▶ [Exercise materials]:
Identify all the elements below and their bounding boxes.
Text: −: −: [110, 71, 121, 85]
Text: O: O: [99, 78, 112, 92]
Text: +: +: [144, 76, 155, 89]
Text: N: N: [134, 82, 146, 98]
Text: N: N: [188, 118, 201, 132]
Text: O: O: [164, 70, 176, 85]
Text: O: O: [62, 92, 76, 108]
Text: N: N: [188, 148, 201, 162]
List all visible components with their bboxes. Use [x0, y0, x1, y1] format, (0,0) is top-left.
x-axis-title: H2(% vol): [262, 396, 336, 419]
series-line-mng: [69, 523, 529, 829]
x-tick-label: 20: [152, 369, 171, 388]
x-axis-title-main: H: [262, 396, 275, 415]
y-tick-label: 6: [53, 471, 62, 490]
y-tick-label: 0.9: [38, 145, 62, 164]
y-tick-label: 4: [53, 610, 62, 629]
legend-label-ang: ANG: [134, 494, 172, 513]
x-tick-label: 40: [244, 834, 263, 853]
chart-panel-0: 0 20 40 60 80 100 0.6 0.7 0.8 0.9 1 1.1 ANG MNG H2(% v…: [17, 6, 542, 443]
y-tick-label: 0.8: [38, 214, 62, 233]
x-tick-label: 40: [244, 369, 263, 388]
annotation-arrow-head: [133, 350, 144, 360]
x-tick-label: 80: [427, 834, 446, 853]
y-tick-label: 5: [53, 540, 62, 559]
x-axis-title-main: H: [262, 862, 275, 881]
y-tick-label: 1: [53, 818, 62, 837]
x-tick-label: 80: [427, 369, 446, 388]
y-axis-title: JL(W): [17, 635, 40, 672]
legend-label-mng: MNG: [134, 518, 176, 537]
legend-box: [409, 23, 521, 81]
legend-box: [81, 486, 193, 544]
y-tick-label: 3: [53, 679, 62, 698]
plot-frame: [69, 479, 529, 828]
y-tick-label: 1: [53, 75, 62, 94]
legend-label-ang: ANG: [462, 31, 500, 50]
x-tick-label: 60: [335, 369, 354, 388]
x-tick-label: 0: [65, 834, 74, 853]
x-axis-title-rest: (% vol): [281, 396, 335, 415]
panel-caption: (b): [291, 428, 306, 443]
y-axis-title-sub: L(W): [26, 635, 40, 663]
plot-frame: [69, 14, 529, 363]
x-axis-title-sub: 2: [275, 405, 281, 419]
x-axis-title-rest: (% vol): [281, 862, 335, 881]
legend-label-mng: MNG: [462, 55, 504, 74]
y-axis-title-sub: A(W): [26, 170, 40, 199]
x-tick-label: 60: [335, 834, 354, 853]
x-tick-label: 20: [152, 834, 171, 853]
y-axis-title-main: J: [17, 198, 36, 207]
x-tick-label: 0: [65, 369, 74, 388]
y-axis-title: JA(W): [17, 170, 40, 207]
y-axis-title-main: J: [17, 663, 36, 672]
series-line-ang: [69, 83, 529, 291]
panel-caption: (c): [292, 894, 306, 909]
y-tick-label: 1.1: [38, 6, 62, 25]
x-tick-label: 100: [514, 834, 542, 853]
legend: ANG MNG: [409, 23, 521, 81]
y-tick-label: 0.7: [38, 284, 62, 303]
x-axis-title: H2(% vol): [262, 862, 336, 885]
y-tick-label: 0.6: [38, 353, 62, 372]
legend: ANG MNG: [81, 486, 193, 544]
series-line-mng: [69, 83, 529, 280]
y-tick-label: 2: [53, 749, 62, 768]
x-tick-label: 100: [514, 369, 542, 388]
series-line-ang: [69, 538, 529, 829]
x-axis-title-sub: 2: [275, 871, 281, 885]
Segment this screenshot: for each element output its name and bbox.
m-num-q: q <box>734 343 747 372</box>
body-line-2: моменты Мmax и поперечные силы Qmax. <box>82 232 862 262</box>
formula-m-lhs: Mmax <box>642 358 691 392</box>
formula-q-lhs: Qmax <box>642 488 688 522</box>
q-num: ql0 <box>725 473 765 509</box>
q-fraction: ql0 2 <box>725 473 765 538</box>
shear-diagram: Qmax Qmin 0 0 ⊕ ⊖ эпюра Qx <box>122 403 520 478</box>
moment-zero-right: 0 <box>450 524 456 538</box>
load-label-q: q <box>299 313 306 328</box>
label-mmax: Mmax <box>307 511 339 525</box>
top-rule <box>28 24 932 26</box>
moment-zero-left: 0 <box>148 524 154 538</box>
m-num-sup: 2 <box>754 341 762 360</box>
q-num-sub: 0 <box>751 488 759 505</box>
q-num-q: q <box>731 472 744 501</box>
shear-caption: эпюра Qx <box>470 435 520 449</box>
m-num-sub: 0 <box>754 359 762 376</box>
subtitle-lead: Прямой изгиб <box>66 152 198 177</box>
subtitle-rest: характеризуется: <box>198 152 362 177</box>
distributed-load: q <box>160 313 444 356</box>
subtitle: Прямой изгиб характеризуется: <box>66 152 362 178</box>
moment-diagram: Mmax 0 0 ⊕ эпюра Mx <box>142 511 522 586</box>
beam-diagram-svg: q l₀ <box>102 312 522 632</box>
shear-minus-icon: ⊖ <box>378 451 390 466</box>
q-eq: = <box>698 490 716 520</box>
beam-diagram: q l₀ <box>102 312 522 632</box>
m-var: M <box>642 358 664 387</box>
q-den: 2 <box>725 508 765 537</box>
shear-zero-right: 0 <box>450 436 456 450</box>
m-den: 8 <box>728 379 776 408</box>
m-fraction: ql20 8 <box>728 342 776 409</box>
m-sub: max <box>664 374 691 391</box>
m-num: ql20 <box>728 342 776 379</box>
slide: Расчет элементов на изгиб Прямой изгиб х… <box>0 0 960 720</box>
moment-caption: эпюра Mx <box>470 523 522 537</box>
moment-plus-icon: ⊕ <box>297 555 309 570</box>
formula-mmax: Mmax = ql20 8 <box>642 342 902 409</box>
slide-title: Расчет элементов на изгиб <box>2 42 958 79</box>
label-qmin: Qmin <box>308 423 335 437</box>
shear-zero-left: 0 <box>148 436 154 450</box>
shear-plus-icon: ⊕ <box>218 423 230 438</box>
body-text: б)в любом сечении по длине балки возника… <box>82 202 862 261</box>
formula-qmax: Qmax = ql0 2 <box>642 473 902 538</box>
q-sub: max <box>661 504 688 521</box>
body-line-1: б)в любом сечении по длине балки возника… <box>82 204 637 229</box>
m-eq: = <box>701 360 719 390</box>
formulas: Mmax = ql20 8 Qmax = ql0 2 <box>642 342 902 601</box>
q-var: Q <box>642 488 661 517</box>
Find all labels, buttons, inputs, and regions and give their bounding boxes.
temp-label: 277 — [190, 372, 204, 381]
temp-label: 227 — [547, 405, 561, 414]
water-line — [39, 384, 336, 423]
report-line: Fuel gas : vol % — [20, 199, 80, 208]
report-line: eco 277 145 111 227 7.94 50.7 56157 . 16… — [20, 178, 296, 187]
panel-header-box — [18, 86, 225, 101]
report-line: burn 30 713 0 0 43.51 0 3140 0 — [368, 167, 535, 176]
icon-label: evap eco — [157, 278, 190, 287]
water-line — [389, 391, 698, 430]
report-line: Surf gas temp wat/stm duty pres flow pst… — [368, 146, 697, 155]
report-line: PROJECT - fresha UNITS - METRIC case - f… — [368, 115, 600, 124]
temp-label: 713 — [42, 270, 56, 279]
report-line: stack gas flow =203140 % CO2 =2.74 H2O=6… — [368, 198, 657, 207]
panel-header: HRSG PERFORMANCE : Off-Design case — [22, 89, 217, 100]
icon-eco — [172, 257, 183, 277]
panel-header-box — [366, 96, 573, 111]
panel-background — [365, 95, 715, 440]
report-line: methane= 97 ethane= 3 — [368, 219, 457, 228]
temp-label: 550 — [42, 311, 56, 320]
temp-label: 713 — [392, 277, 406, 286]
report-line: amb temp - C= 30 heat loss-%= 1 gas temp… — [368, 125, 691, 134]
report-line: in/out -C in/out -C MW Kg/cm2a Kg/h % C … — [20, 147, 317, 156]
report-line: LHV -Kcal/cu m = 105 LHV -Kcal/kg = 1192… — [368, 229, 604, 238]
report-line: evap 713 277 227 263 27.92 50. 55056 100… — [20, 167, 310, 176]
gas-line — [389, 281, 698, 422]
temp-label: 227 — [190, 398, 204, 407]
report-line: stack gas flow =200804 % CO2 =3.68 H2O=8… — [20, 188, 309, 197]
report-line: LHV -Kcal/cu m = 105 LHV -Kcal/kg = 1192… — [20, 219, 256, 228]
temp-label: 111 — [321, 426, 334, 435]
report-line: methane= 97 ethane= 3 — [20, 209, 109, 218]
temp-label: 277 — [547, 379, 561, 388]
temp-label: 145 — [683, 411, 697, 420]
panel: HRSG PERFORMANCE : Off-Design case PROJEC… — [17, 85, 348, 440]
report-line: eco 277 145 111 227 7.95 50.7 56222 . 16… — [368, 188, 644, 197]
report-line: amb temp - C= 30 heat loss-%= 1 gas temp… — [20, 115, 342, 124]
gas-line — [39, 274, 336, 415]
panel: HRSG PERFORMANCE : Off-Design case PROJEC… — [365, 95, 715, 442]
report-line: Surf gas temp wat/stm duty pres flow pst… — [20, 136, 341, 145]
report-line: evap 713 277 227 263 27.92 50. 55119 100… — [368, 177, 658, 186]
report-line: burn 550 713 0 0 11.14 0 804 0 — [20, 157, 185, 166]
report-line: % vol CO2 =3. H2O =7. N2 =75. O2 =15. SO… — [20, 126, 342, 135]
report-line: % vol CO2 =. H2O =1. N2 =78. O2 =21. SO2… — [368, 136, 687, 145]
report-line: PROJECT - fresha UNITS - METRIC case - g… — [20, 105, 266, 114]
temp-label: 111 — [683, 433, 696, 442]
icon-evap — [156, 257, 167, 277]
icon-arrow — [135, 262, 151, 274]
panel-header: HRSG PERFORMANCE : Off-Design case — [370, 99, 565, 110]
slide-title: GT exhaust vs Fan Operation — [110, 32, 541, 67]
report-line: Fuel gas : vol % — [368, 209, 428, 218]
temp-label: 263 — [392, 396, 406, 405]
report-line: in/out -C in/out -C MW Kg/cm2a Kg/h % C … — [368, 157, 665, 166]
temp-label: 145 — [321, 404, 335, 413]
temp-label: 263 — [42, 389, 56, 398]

▶ [Goal]: Write out again the records above, from the first line through the line that contains "y-tick-label: 0.9: [38, 145, 62, 164]", and stop after that line.

▶ [Output for this task]:
Identify all the elements below and their bounding boxes.
Text: −: −: [110, 71, 121, 85]
Text: O: O: [99, 78, 112, 92]
Text: +: +: [144, 76, 155, 89]
Text: N: N: [134, 82, 146, 98]
Text: N: N: [188, 118, 201, 132]
Text: O: O: [164, 70, 176, 85]
Text: O: O: [62, 92, 76, 108]
Text: N: N: [188, 148, 201, 162]
List all visible components with their bboxes. Use [x0, y0, x1, y1] format, (0,0) is top-left.
x-axis-title: H2(% vol): [262, 396, 336, 419]
series-line-mng: [69, 523, 529, 829]
x-tick-label: 20: [152, 369, 171, 388]
x-axis-title-main: H: [262, 396, 275, 415]
y-tick-label: 6: [53, 471, 62, 490]
y-tick-label: 0.9: [38, 145, 62, 164]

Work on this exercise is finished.